** Begin Records supplied **

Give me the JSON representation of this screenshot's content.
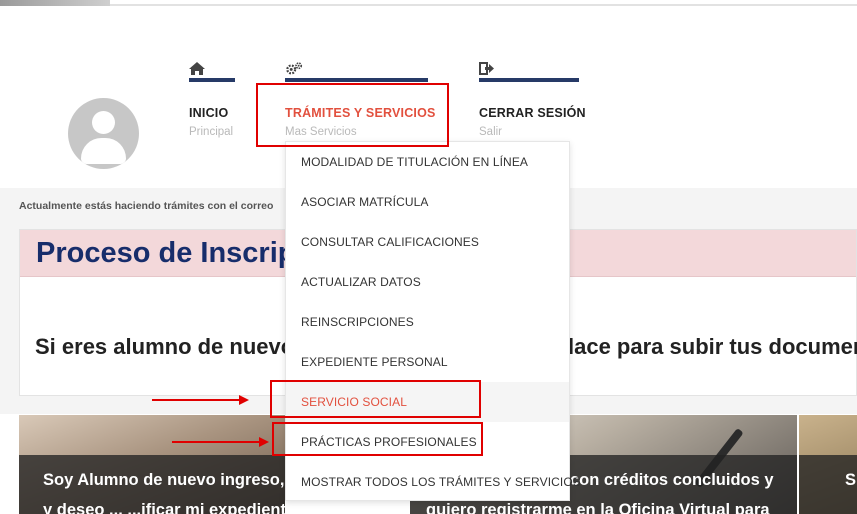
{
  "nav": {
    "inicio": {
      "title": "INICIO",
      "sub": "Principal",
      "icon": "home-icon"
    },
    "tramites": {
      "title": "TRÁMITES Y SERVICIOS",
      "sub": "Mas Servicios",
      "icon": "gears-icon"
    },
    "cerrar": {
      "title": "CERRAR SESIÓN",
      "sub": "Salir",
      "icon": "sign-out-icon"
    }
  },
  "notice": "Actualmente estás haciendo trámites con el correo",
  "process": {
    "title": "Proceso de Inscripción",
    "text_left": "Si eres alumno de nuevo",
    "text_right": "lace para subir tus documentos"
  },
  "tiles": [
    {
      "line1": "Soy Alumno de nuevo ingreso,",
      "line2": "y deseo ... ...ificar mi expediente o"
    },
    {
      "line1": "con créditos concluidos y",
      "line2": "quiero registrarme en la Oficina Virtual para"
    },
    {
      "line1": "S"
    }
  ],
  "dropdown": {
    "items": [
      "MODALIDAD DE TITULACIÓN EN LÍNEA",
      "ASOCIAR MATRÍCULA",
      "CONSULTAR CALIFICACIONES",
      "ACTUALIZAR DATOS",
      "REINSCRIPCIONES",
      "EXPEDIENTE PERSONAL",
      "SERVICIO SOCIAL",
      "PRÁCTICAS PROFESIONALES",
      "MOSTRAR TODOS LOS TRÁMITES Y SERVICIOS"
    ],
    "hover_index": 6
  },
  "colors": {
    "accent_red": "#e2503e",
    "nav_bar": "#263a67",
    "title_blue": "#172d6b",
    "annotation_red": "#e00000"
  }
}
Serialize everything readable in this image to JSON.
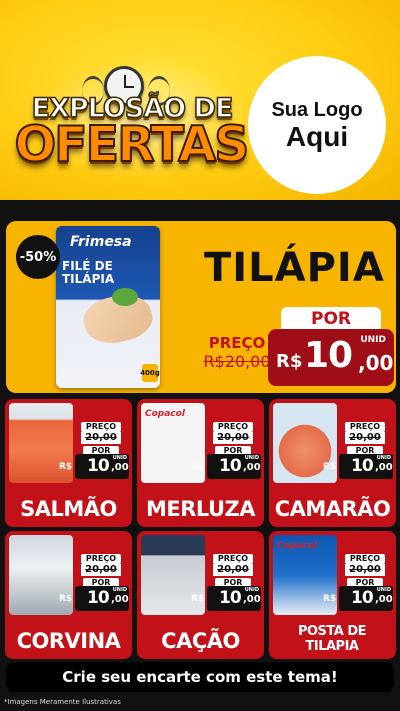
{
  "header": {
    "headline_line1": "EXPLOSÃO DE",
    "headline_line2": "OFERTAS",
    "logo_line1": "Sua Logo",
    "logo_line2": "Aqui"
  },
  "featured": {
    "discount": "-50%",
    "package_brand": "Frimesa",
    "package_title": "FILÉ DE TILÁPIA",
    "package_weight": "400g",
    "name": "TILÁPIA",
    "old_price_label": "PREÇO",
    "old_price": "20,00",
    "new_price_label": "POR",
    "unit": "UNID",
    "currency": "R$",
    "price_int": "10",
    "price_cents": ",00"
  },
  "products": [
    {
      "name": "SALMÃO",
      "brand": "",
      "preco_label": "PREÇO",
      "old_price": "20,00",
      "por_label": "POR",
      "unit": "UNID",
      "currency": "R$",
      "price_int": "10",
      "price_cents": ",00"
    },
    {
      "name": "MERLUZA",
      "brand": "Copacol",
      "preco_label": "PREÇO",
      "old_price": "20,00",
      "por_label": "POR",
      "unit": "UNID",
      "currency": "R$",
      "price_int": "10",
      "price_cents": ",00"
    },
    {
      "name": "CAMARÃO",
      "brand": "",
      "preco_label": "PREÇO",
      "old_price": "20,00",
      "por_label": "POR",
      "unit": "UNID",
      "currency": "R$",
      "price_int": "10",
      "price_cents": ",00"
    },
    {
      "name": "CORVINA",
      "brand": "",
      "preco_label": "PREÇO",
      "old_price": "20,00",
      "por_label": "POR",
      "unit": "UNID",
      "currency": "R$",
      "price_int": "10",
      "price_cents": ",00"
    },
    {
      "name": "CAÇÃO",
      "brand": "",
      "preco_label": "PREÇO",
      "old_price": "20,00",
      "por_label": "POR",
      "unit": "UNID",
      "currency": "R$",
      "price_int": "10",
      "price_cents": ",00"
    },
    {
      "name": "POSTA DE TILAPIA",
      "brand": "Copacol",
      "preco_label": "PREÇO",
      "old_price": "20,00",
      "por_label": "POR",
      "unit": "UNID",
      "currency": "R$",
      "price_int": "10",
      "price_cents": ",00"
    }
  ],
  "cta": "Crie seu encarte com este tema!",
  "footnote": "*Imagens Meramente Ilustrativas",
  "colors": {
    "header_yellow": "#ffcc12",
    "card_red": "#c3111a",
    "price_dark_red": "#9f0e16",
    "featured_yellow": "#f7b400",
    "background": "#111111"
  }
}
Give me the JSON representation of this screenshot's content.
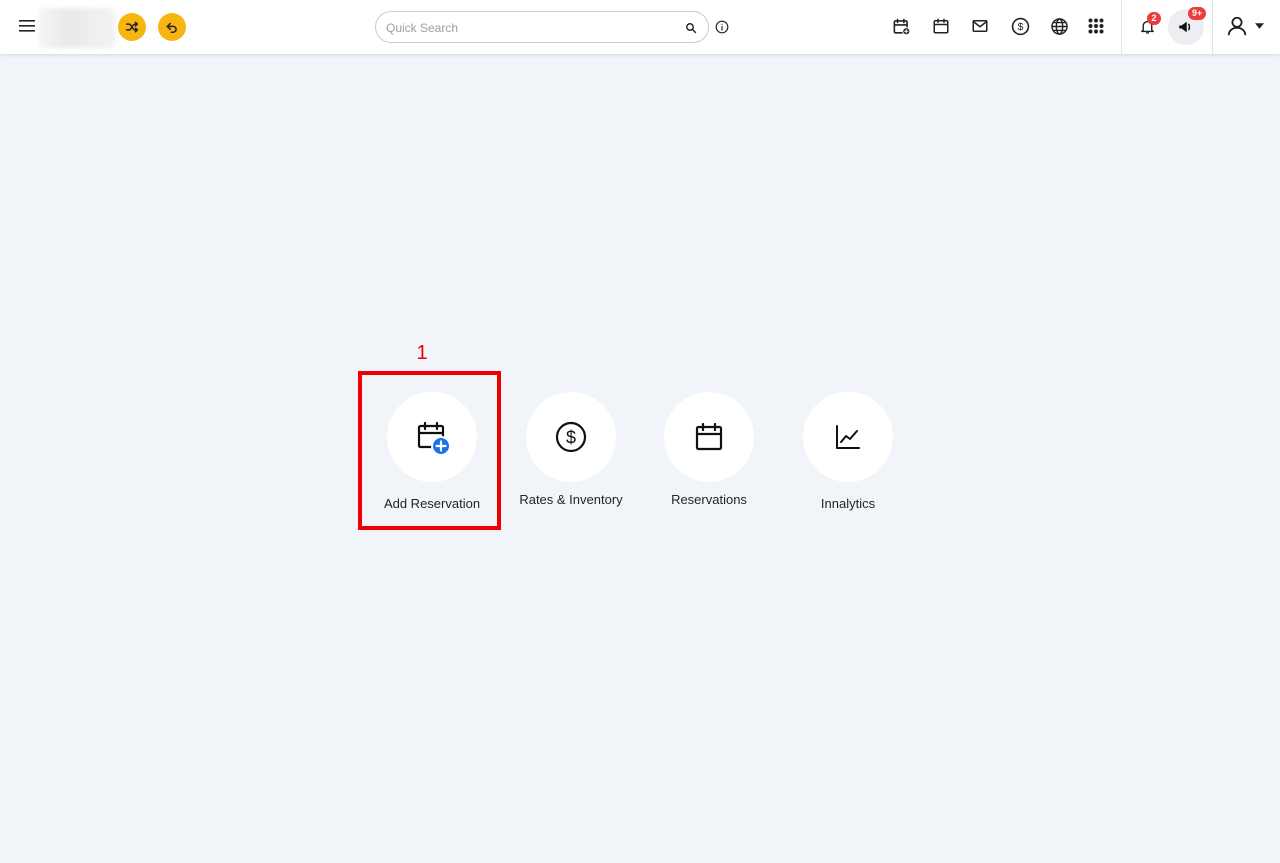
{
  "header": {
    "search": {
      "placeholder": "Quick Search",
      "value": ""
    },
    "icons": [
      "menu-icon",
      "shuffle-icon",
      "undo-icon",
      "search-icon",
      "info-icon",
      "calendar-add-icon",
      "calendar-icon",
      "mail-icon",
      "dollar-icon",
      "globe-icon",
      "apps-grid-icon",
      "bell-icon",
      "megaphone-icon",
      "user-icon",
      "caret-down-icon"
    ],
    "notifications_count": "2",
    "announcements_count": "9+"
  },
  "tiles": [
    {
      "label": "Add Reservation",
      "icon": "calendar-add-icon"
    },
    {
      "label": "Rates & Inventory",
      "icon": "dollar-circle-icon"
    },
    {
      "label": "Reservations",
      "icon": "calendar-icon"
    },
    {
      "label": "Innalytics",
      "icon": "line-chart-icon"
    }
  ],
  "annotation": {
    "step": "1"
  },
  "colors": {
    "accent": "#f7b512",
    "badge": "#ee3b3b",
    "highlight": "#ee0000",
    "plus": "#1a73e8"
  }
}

** End Records supplied **

◆ Goal
Copy each line exactly, and leave the pictures out of your copy.

◆ The result
Give me the JSON representation of this screenshot's content.
{
  "nav": {
    "inicio": {
      "title": "INICIO",
      "sub": "Principal",
      "icon": "home-icon"
    },
    "tramites": {
      "title": "TRÁMITES Y SERVICIOS",
      "sub": "Mas Servicios",
      "icon": "gears-icon"
    },
    "cerrar": {
      "title": "CERRAR SESIÓN",
      "sub": "Salir",
      "icon": "sign-out-icon"
    }
  },
  "notice": "Actualmente estás haciendo trámites con el correo",
  "process": {
    "title": "Proceso de Inscripción",
    "text_left": "Si eres alumno de nuevo",
    "text_right": "lace para subir tus documentos"
  },
  "tiles": [
    {
      "line1": "Soy Alumno de nuevo ingreso,",
      "line2": "y deseo ... ...ificar mi expediente o"
    },
    {
      "line1": "con créditos concluidos y",
      "line2": "quiero registrarme en la Oficina Virtual para"
    },
    {
      "line1": "S"
    }
  ],
  "dropdown": {
    "items": [
      "MODALIDAD DE TITULACIÓN EN LÍNEA",
      "ASOCIAR MATRÍCULA",
      "CONSULTAR CALIFICACIONES",
      "ACTUALIZAR DATOS",
      "REINSCRIPCIONES",
      "EXPEDIENTE PERSONAL",
      "SERVICIO SOCIAL",
      "PRÁCTICAS PROFESIONALES",
      "MOSTRAR TODOS LOS TRÁMITES Y SERVICIOS"
    ],
    "hover_index": 6
  },
  "colors": {
    "accent_red": "#e2503e",
    "nav_bar": "#263a67",
    "title_blue": "#172d6b",
    "annotation_red": "#e00000"
  }
}
Serialize everything readable in this image to JSON.
{
  "header": {
    "headline_line1": "EXPLOSÃO DE",
    "headline_line2": "OFERTAS",
    "logo_line1": "Sua Logo",
    "logo_line2": "Aqui"
  },
  "featured": {
    "discount": "-50%",
    "package_brand": "Frimesa",
    "package_title": "FILÉ DE TILÁPIA",
    "package_weight": "400g",
    "name": "TILÁPIA",
    "old_price_label": "PREÇO",
    "old_price": "20,00",
    "new_price_label": "POR",
    "unit": "UNID",
    "currency": "R$",
    "price_int": "10",
    "price_cents": ",00"
  },
  "products": [
    {
      "name": "SALMÃO",
      "brand": "",
      "preco_label": "PREÇO",
      "old_price": "20,00",
      "por_label": "POR",
      "unit": "UNID",
      "currency": "R$",
      "price_int": "10",
      "price_cents": ",00"
    },
    {
      "name": "MERLUZA",
      "brand": "Copacol",
      "preco_label": "PREÇO",
      "old_price": "20,00",
      "por_label": "POR",
      "unit": "UNID",
      "currency": "R$",
      "price_int": "10",
      "price_cents": ",00"
    },
    {
      "name": "CAMARÃO",
      "brand": "",
      "preco_label": "PREÇO",
      "old_price": "20,00",
      "por_label": "POR",
      "unit": "UNID",
      "currency": "R$",
      "price_int": "10",
      "price_cents": ",00"
    },
    {
      "name": "CORVINA",
      "brand": "",
      "preco_label": "PREÇO",
      "old_price": "20,00",
      "por_label": "POR",
      "unit": "UNID",
      "currency": "R$",
      "price_int": "10",
      "price_cents": ",00"
    },
    {
      "name": "CAÇÃO",
      "brand": "",
      "preco_label": "PREÇO",
      "old_price": "20,00",
      "por_label": "POR",
      "unit": "UNID",
      "currency": "R$",
      "price_int": "10",
      "price_cents": ",00"
    },
    {
      "name": "POSTA DE TILAPIA",
      "brand": "Copacol",
      "preco_label": "PREÇO",
      "old_price": "20,00",
      "por_label": "POR",
      "unit": "UNID",
      "currency": "R$",
      "price_int": "10",
      "price_cents": ",00"
    }
  ],
  "cta": "Crie seu encarte com este tema!",
  "footnote": "*Imagens Meramente Ilustrativas",
  "colors": {
    "header_yellow": "#ffcc12",
    "card_red": "#c3111a",
    "price_dark_red": "#9f0e16",
    "featured_yellow": "#f7b400",
    "background": "#111111"
  }
}
Give me the JSON representation of this screenshot's content.
{
  "header": {
    "search": {
      "placeholder": "Quick Search",
      "value": ""
    },
    "icons": [
      "menu-icon",
      "shuffle-icon",
      "undo-icon",
      "search-icon",
      "info-icon",
      "calendar-add-icon",
      "calendar-icon",
      "mail-icon",
      "dollar-icon",
      "globe-icon",
      "apps-grid-icon",
      "bell-icon",
      "megaphone-icon",
      "user-icon",
      "caret-down-icon"
    ],
    "notifications_count": "2",
    "announcements_count": "9+"
  },
  "tiles": [
    {
      "label": "Add Reservation",
      "icon": "calendar-add-icon"
    },
    {
      "label": "Rates & Inventory",
      "icon": "dollar-circle-icon"
    },
    {
      "label": "Reservations",
      "icon": "calendar-icon"
    },
    {
      "label": "Innalytics",
      "icon": "line-chart-icon"
    }
  ],
  "annotation": {
    "step": "1"
  },
  "colors": {
    "accent": "#f7b512",
    "badge": "#ee3b3b",
    "highlight": "#ee0000",
    "plus": "#1a73e8"
  }
}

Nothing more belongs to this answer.